***** The input *****

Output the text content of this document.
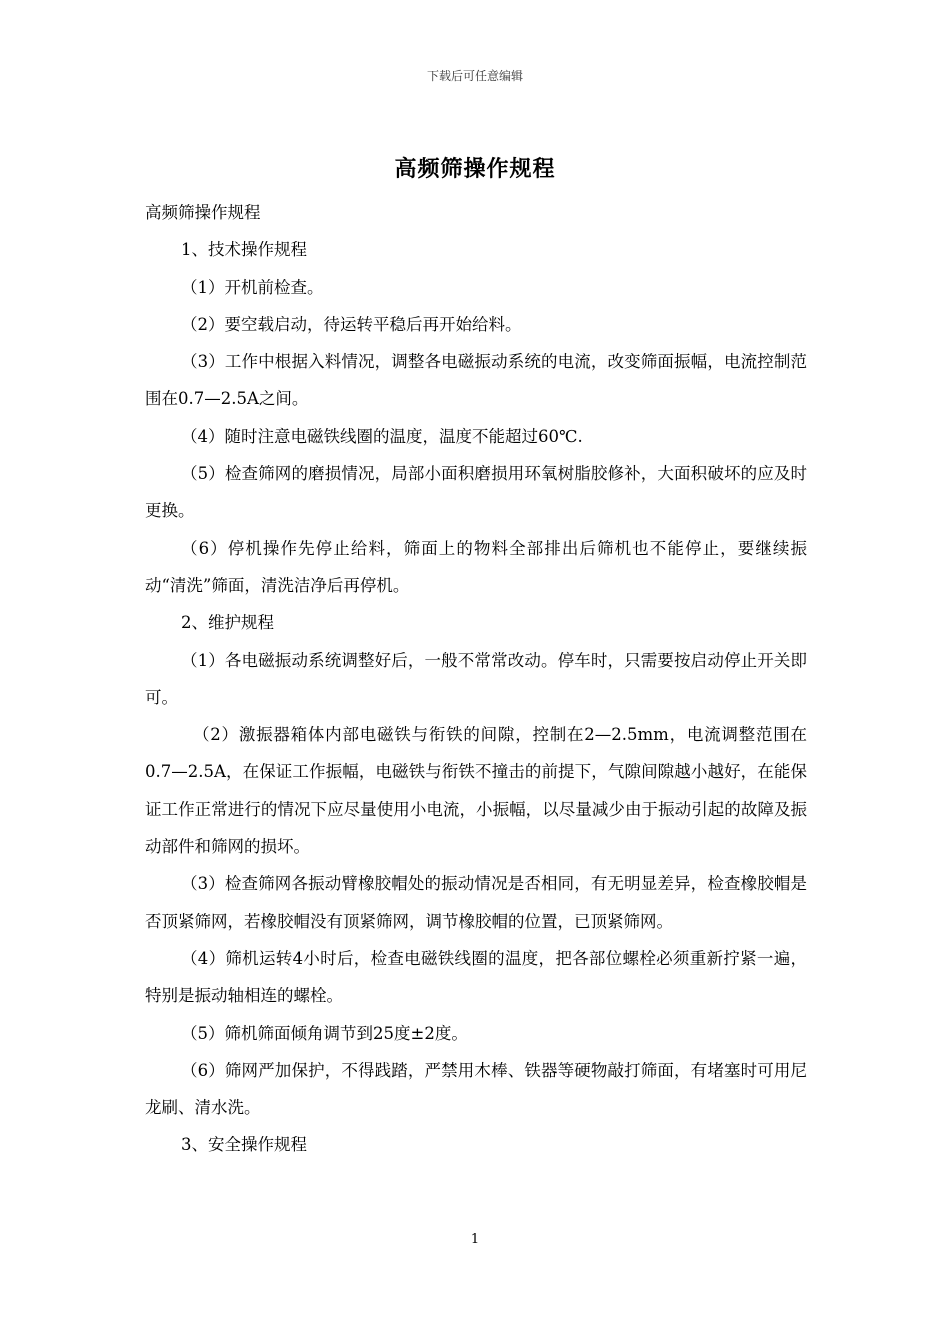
下载后可任意编辑
高频筛操作规程

高频筛操作规程

1、技术操作规程

（1）开机前检查。

（2）要空载启动，待运转平稳后再开始给料。

（3）工作中根据入料情况，调整各电磁振动系统的电流，改变筛面振幅，电流控制范围在0.7—2.5A之间。

（4）随时注意电磁铁线圈的温度，温度不能超过60℃.

（5）检查筛网的磨损情况，局部小面积磨损用环氧树脂胶修补，大面积破坏的应及时更换。

（6）停机操作先停止给料，筛面上的物料全部排出后筛机也不能停止，要继续振动“清洗”筛面，清洗洁净后再停机。

2、维护规程

（1）各电磁振动系统调整好后，一般不常常改动。停车时，只需要按启动停止开关即可。

（2）激振器箱体内部电磁铁与衔铁的间隙，控制在2—2.5mm，电流调整范围在0.7—2.5A，在保证工作振幅，电磁铁与衔铁不撞击的前提下，气隙间隙越小越好，在能保证工作正常进行的情况下应尽量使用小电流，小振幅，以尽量减少由于振动引起的故障及振动部件和筛网的损坏。

（3）检查筛网各振动臂橡胶帽处的振动情况是否相同，有无明显差异，检查橡胶帽是否顶紧筛网，若橡胶帽没有顶紧筛网，调节橡胶帽的位置，已顶紧筛网。

（4）筛机运转4小时后，检查电磁铁线圈的温度，把各部位螺栓必须重新拧紧一遍，特别是振动轴相连的螺栓。

（5）筛机筛面倾角调节到25度±2度。

（6）筛网严加保护，不得践踏，严禁用木棒、铁器等硬物敲打筛面，有堵塞时可用尼龙刷、清水洗。

3、安全操作规程

1
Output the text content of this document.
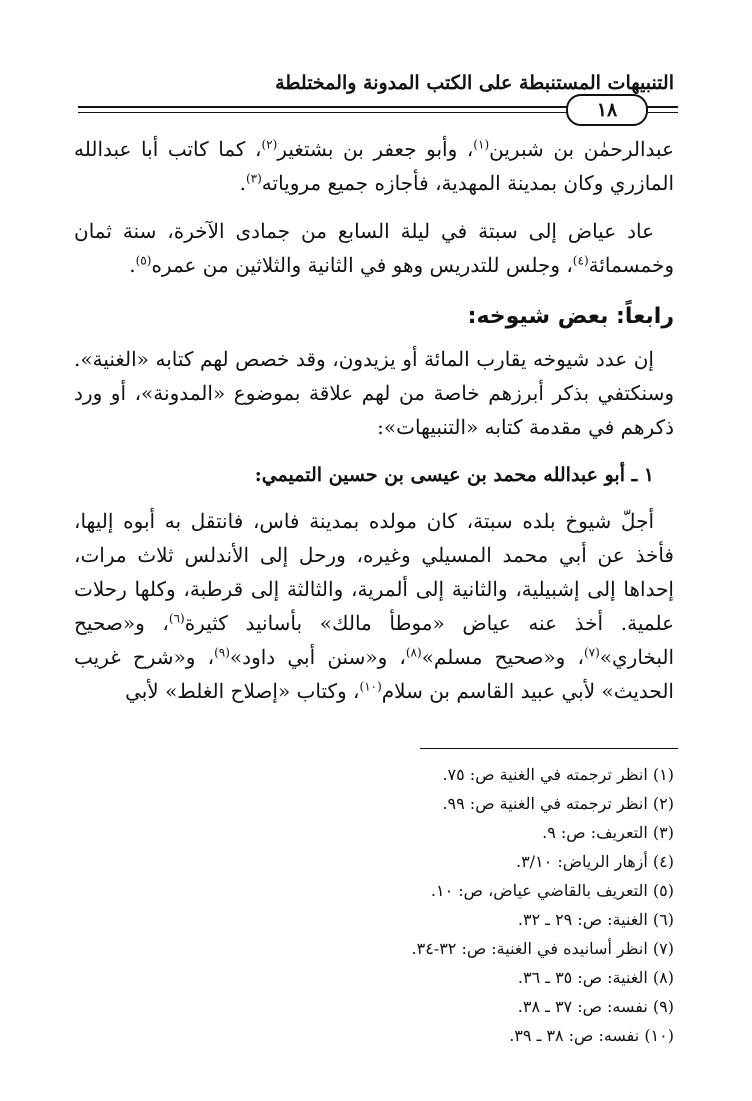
التنبيهات المستنبطة على الكتب المدونة والمختلطة
١٨

عبدالرحمٰن بن شبرين$^{(١)}$، وأبو جعفر بن بشتغير$^{(٢)}$، كما كاتب أبا عبدالله المازري وكان بمدينة المهدية، فأجازه جميع مروياته$^{(٣)}$.

عاد عياض إلى سبتة في ليلة السابع من جمادى الآخرة، سنة ثمان وخمسمائة$^{(٤)}$، وجلس للتدريس وهو في الثانية والثلاثين من عمره$^{(٥)}$.

رابعاً: بعض شيوخه:

إن عدد شيوخه يقارب المائة أو يزيدون، وقد خصص لهم كتابه «الغنية». وسنكتفي بذكر أبرزهم خاصة من لهم علاقة بموضوع «المدونة»، أو ورد ذكرهم في مقدمة كتابه «التنبيهات»:

١ ـ أبو عبدالله محمد بن عيسى بن حسين التميمي:

أجلّ شيوخ بلده سبتة، كان مولده بمدينة فاس، فانتقل به أبوه إليها، فأخذ عن أبي محمد المسيلي وغيره، ورحل إلى الأندلس ثلاث مرات، إحداها إلى إشبيلية، والثانية إلى ألمرية، والثالثة إلى قرطبة، وكلها رحلات علمية. أخذ عنه عياض «موطأ مالك» بأسانيد كثيرة$^{(٦)}$، و«صحيح البخاري»$^{(٧)}$، و«صحيح مسلم»$^{(٨)}$، و«سنن أبي داود»$^{(٩)}$، و«شرح غريب الحديث» لأبي عبيد القاسم بن سلام$^{(١٠)}$، وكتاب «إصلاح الغلط» لأبي

(١) انظر ترجمته في الغنية ص: ٧٥.

(٢) انظر ترجمته في الغنية ص: ٩٩.

(٣) التعريف: ص: ٩.

(٤) أزهار الرياض: ٣/١٠.

(٥) التعريف بالقاضي عياض، ص: ١٠.

(٦) الغنية: ص: ٢٩ ـ ٣٢.

(٧) انظر أسانيده في الغنية: ص: ٣٢-٣٤.

(٨) الغنية: ص: ٣٥ ـ ٣٦.

(٩) نفسه: ص: ٣٧ ـ ٣٨.

(١٠) نفسه: ص: ٣٨ ـ ٣٩.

*****

Locate the lines above that hold the word "عياض". Show every one of them.

عاد عياض إلى سبتة في ليلة السابع من جمادى الآخرة، سنة ثمان وخمسمائة$^{(٤)}$، وجلس للتدريس وهو في الثانية والثلاثين من عمره$^{(٥)}$.
أجلّ شيوخ بلده سبتة، كان مولده بمدينة فاس، فانتقل به أبوه إليها، فأخذ عن أبي محمد المسيلي وغيره، ورحل إلى الأندلس ثلاث مرات، إحداها إلى إشبيلية، والثانية إلى ألمرية، والثالثة إلى قرطبة، وكلها رحلات علمية. أخذ عنه عياض «موطأ مالك» بأسانيد كثيرة$^{(٦)}$، و«صحيح البخاري»$^{(٧)}$، و«صحيح مسلم»$^{(٨)}$، و«سنن أبي داود»$^{(٩)}$، و«شرح غريب الحديث» لأبي عبيد القاسم بن سلام$^{(١٠)}$، وكتاب «إصلاح الغلط» لأبي
(٥) التعريف بالقاضي عياض، ص: ١٠.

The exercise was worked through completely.